▸ Objective
Filter these entries, keeping only lines that hold the word "menu".

--- Begin Records ---

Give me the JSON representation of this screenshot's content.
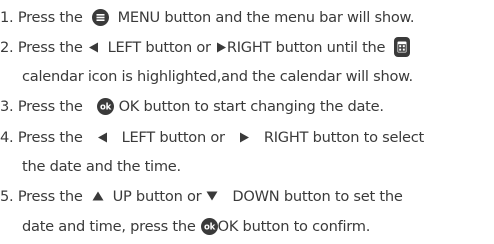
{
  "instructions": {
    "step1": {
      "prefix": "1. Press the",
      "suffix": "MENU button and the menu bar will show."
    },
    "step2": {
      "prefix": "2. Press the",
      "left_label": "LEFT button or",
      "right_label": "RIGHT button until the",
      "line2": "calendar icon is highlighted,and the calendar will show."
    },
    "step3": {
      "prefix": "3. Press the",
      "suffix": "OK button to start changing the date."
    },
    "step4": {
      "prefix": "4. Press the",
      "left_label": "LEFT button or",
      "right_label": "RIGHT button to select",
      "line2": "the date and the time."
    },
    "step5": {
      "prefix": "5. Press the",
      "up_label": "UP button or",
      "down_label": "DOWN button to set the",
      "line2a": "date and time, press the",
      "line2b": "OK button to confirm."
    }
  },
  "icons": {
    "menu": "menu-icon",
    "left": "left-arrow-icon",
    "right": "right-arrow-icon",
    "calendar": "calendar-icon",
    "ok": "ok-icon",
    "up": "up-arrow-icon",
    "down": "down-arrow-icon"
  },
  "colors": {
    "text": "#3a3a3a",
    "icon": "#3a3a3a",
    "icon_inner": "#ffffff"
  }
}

--- End Records ---
--- Begin Records ---

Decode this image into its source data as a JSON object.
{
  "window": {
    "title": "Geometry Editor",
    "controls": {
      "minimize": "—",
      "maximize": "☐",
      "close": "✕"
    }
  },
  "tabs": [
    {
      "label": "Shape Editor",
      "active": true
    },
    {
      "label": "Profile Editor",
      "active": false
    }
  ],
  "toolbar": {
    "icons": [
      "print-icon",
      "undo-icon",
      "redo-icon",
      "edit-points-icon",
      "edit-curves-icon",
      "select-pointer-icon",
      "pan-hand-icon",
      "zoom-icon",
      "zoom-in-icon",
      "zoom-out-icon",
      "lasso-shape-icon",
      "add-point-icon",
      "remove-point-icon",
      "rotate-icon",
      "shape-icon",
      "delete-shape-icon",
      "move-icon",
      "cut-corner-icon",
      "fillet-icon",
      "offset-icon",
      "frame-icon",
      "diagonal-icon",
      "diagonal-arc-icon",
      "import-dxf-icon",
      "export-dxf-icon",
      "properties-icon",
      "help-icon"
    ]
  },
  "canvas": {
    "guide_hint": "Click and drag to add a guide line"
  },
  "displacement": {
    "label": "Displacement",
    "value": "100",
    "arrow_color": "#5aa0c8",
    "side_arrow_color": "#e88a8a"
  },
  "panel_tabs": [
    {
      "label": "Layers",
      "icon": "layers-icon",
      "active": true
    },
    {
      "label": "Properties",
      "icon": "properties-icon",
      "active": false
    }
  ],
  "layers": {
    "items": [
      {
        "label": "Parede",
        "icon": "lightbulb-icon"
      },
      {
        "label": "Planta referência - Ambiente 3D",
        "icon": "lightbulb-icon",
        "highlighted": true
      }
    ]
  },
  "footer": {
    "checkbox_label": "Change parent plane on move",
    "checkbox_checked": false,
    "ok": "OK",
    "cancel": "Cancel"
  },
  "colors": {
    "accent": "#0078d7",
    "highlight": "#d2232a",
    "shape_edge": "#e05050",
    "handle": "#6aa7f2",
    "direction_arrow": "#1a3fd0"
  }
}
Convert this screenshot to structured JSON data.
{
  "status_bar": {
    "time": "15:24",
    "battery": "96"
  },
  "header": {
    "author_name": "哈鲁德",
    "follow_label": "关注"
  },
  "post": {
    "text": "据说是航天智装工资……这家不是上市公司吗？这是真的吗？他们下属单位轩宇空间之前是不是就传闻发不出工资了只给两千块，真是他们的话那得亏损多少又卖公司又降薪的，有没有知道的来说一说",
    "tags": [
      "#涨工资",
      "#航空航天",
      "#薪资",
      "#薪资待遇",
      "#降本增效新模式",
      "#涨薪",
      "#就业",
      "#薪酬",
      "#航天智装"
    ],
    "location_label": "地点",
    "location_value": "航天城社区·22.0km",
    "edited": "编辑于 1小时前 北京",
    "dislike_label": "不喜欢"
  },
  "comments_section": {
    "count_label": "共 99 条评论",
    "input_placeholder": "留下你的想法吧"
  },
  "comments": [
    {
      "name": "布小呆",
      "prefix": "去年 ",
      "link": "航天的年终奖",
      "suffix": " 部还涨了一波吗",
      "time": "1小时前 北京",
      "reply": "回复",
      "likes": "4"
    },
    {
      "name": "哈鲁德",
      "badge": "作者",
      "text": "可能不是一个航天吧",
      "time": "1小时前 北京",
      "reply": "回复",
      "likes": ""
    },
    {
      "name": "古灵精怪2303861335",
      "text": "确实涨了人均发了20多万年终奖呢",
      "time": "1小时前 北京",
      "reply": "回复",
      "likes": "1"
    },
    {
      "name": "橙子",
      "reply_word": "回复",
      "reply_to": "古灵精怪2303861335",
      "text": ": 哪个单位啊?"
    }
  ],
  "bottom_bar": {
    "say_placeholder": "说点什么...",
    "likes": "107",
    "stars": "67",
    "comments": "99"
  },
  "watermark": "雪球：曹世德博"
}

--- End Records ---
--- Begin Records ---

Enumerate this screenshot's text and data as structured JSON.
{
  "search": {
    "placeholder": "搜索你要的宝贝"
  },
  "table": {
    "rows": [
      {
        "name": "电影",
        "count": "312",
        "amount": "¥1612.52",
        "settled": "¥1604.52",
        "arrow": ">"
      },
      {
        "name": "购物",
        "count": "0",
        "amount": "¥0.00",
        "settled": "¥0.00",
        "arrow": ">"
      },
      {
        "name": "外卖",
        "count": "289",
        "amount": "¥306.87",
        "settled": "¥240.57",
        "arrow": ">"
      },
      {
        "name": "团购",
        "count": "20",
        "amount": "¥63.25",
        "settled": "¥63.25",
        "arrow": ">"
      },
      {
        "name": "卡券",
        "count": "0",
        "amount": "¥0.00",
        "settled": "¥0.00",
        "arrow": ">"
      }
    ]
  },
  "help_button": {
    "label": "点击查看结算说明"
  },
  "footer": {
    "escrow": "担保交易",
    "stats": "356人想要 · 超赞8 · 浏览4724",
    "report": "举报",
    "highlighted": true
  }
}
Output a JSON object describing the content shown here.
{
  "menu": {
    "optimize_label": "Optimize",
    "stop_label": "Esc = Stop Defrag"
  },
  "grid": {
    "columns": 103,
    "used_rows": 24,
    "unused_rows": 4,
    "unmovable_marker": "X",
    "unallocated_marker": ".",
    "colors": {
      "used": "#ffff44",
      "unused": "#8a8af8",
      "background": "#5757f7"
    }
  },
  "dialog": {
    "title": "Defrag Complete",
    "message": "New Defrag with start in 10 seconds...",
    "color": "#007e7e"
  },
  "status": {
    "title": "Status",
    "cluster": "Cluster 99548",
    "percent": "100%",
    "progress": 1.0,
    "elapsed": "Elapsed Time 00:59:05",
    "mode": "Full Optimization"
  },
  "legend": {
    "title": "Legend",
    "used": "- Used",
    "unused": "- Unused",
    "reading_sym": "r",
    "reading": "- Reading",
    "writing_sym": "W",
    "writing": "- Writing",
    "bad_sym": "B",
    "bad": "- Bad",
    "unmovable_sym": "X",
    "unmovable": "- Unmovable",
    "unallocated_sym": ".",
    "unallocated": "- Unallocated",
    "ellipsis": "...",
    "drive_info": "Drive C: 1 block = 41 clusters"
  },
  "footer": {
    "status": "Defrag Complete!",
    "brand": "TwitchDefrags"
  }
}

--- End Records ---

▸ Reply
      "suffix": "MENU button and the menu bar will show."
    "menu": "menu-icon",
  "menu": {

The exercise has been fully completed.